(Exercise prompt): Check every line below for the word "letters" and show those that hold it.
______
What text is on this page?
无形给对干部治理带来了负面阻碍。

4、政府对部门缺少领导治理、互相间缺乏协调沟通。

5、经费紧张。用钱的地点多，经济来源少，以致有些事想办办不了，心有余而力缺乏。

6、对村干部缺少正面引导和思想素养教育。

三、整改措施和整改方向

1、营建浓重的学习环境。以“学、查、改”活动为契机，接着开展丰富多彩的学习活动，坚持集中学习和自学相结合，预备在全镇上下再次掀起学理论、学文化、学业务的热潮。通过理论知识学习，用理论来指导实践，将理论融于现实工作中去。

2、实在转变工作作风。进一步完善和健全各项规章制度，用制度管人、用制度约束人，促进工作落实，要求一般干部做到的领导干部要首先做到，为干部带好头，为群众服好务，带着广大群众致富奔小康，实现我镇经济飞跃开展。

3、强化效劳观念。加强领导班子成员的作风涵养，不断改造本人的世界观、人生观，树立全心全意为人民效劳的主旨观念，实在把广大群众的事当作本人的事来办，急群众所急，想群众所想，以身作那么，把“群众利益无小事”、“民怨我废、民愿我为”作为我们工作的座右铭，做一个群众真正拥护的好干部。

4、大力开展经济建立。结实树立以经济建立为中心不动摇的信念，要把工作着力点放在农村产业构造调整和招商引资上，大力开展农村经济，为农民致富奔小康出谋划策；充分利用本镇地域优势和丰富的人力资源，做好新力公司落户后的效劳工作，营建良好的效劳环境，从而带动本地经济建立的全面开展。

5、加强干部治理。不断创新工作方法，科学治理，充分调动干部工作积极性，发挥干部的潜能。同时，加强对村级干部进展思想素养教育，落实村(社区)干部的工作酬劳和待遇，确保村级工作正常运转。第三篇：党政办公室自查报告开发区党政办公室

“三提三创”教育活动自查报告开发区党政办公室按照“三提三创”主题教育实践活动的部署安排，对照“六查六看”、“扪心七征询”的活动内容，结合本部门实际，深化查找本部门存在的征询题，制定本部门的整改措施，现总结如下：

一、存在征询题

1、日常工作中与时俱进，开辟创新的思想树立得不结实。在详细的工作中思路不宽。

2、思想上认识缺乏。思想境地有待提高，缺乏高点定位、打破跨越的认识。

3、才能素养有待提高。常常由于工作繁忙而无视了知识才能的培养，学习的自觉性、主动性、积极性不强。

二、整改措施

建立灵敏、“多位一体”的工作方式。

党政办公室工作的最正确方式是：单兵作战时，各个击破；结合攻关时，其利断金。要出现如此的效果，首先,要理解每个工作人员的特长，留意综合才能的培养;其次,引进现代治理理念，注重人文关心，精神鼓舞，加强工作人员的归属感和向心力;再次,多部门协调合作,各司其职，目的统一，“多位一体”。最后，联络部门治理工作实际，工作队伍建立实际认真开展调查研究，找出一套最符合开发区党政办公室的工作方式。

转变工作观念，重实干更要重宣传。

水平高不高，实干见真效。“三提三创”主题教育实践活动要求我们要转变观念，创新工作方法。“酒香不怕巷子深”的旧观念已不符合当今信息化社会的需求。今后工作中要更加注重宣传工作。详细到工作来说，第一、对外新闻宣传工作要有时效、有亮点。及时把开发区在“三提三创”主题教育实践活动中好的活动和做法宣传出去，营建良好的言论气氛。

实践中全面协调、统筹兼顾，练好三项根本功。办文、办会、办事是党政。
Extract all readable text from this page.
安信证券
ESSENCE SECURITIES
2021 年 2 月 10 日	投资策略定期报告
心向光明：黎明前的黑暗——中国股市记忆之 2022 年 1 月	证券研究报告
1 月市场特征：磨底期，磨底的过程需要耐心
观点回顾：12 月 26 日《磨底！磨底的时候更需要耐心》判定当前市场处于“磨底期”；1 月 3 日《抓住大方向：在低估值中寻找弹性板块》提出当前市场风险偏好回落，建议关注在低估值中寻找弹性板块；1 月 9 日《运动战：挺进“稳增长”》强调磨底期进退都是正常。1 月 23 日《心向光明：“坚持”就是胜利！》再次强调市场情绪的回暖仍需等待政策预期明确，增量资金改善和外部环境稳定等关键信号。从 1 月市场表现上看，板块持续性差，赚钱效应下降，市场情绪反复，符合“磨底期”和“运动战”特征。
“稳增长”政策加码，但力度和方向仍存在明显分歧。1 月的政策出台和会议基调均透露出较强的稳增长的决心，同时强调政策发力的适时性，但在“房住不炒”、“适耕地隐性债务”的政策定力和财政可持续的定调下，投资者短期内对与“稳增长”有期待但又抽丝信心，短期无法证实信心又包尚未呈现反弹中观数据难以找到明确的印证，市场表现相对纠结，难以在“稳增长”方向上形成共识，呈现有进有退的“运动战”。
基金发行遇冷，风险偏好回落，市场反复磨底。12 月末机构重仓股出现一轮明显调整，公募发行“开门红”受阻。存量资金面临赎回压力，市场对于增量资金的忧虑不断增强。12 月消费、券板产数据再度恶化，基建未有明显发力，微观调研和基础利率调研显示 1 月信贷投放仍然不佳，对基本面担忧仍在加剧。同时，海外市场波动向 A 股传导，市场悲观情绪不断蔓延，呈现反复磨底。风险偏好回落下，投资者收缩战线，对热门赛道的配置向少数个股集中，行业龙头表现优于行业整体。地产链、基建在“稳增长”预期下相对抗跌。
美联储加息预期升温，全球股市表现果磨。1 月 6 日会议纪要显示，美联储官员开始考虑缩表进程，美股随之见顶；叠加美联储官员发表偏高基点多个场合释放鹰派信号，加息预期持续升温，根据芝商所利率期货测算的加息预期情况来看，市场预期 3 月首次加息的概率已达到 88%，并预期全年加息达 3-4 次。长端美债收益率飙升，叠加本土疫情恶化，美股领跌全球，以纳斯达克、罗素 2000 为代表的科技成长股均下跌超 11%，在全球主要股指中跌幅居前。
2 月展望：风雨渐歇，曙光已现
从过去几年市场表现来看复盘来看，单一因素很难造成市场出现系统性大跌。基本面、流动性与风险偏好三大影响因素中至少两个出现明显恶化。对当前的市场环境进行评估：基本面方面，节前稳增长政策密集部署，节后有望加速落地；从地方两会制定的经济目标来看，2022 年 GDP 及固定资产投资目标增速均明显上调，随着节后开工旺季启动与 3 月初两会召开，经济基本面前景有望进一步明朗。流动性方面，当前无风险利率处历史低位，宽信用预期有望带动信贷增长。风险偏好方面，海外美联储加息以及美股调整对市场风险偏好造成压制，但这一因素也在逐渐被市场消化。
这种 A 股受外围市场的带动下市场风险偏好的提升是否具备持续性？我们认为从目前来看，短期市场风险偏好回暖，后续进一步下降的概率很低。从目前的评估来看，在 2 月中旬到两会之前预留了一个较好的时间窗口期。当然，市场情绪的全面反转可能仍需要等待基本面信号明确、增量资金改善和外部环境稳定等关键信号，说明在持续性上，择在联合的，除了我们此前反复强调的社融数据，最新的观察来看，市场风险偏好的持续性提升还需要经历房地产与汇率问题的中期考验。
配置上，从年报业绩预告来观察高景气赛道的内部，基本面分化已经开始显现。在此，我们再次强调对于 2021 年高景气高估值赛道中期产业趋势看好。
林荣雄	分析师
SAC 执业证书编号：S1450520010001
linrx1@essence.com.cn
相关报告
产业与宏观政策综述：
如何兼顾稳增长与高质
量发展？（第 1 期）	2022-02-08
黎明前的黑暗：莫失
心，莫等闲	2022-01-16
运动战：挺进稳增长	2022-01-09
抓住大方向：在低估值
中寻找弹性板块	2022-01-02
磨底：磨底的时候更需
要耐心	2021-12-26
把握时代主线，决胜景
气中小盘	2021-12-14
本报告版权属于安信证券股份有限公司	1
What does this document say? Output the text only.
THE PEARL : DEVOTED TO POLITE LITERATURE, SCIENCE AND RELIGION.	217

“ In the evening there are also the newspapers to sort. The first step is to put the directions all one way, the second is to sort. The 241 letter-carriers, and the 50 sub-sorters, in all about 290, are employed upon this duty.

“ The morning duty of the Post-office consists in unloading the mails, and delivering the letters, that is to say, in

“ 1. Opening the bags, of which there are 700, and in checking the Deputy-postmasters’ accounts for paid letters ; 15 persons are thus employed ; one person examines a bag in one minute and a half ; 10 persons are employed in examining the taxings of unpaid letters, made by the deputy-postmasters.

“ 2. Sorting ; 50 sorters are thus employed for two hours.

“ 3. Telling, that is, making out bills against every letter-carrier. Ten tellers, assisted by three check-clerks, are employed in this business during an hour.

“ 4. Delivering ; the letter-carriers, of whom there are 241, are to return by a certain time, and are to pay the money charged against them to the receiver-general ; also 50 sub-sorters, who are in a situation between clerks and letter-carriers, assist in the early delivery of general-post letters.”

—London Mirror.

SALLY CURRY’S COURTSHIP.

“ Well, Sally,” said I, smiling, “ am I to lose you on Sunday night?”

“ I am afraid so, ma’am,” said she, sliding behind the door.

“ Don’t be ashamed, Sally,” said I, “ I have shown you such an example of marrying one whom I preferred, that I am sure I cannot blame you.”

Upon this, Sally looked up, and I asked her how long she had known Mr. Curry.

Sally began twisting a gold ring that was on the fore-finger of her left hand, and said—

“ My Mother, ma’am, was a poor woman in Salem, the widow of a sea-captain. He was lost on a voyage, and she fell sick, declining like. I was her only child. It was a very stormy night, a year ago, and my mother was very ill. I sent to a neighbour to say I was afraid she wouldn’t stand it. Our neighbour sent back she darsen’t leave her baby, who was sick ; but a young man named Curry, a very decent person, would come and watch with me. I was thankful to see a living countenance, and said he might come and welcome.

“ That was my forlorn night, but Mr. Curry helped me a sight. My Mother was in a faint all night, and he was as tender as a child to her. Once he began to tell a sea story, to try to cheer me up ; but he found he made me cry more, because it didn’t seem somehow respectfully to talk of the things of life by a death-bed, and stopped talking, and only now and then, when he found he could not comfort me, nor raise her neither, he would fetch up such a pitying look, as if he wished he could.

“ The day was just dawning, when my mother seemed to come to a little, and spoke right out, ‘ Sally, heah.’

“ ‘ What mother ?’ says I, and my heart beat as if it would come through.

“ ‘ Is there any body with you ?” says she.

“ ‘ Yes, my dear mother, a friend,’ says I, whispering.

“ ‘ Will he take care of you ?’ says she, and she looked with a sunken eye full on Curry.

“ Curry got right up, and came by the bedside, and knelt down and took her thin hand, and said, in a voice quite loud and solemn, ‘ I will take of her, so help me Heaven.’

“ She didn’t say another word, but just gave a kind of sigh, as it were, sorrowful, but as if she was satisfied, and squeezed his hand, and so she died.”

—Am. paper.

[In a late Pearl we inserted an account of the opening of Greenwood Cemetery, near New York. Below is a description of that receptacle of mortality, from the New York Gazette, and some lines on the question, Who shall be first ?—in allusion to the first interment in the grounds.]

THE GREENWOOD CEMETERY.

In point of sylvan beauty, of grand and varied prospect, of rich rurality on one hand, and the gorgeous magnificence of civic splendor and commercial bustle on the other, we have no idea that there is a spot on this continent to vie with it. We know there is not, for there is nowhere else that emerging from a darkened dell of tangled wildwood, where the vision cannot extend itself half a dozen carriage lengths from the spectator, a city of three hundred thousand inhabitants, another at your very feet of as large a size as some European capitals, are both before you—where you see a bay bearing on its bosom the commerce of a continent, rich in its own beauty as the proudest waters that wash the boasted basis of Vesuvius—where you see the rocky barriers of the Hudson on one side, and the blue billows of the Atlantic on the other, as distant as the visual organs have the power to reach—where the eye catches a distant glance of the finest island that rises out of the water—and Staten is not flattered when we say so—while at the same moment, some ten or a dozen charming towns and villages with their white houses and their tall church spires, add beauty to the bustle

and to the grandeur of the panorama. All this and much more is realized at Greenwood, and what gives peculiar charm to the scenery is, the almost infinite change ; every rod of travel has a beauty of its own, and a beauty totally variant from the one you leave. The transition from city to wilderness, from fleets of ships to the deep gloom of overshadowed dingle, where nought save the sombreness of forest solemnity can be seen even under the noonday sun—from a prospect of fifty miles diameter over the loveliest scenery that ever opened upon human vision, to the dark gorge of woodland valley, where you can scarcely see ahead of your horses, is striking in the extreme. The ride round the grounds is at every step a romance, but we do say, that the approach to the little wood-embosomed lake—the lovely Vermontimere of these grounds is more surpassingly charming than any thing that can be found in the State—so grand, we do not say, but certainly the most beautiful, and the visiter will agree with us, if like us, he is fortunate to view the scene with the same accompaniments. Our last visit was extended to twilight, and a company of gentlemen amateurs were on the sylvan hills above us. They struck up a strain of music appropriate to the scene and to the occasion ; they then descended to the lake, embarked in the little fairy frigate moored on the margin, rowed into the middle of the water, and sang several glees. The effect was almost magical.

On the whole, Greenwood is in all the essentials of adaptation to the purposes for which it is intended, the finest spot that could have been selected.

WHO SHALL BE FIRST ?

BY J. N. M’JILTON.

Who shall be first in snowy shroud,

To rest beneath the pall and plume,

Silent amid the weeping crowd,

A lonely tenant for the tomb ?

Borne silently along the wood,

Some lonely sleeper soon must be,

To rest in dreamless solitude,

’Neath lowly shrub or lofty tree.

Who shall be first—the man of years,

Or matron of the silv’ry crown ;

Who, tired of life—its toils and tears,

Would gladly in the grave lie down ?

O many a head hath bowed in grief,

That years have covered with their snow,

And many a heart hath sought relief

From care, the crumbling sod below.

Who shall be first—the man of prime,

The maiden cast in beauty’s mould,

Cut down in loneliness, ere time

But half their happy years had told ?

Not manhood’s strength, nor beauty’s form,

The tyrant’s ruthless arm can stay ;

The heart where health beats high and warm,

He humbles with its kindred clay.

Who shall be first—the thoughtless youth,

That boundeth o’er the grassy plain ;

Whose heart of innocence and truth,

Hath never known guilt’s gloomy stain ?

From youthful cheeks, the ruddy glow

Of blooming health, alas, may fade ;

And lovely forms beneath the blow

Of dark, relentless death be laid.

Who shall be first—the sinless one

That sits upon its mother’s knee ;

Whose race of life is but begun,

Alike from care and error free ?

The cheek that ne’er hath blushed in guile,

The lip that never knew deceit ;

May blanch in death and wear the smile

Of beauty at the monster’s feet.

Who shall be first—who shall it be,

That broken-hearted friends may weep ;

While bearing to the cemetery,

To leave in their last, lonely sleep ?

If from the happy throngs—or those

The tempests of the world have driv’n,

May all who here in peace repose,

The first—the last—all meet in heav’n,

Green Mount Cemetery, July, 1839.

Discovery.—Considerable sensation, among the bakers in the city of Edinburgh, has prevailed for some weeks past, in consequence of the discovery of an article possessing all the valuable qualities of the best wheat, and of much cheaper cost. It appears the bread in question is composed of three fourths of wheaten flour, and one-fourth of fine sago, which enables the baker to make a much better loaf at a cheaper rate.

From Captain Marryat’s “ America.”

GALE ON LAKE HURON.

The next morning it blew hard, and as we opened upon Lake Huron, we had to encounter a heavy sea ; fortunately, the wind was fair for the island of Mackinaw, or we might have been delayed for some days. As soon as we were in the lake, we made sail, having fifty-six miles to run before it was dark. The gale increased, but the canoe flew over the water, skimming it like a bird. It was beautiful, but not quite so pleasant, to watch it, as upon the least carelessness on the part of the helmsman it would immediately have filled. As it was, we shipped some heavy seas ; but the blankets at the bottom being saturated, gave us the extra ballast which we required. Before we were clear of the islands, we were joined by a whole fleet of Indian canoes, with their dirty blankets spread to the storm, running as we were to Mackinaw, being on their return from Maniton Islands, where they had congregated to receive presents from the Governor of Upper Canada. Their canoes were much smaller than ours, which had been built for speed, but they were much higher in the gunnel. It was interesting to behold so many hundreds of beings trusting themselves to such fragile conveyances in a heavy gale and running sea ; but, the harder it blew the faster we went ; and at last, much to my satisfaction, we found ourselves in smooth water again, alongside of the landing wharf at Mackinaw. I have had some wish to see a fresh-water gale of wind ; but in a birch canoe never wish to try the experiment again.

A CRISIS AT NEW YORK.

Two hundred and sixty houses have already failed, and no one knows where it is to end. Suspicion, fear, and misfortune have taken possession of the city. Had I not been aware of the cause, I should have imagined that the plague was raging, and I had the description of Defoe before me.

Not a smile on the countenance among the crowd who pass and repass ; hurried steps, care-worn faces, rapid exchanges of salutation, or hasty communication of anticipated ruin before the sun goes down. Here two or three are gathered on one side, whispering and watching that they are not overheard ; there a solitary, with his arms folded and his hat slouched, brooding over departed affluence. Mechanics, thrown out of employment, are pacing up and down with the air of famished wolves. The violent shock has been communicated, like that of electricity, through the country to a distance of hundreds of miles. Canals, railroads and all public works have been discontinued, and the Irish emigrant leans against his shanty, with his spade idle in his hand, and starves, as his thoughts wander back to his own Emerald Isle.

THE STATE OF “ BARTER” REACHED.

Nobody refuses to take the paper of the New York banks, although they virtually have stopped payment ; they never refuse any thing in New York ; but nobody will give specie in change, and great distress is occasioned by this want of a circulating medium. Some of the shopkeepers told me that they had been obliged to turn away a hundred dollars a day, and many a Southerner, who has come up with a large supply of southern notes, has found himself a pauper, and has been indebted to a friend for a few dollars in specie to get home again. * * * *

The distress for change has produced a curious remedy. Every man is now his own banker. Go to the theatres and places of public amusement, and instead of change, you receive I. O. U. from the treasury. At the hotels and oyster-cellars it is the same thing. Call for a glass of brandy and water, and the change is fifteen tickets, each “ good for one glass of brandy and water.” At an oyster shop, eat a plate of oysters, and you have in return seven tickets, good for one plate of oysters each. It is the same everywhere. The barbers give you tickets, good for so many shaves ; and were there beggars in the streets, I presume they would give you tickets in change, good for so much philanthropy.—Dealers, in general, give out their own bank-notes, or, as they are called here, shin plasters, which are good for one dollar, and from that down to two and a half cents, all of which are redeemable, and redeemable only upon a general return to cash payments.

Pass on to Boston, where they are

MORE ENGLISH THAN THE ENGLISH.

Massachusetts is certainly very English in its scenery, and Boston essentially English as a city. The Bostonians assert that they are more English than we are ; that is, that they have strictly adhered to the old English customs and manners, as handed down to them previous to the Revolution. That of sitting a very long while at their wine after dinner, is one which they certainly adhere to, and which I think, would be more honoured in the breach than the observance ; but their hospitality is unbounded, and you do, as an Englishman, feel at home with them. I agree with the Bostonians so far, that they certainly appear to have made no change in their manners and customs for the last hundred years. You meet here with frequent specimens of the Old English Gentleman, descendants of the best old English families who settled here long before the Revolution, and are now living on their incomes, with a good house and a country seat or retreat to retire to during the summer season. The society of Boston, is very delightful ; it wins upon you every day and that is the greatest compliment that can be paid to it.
______
(Output of the exercise):
“ The morning duty of the Post-office consists in unloading the mails, and delivering the letters, that is to say, in
“ 1. Opening the bags, of which there are 700, and in checking the Deputy-postmasters’ accounts for paid letters ; 15 persons are thus employed ; one person examines a bag in one minute and a half ; 10 persons are employed in examining the taxings of unpaid letters, made by the deputy-postmasters.
“ 4. Delivering ; the letter-carriers, of whom there are 241, are to return by a certain time, and are to pay the money charged against them to the receiver-general ; also 50 sub-sorters, who are in a situation between clerks and letter-carriers, assist in the early delivery of general-post letters.”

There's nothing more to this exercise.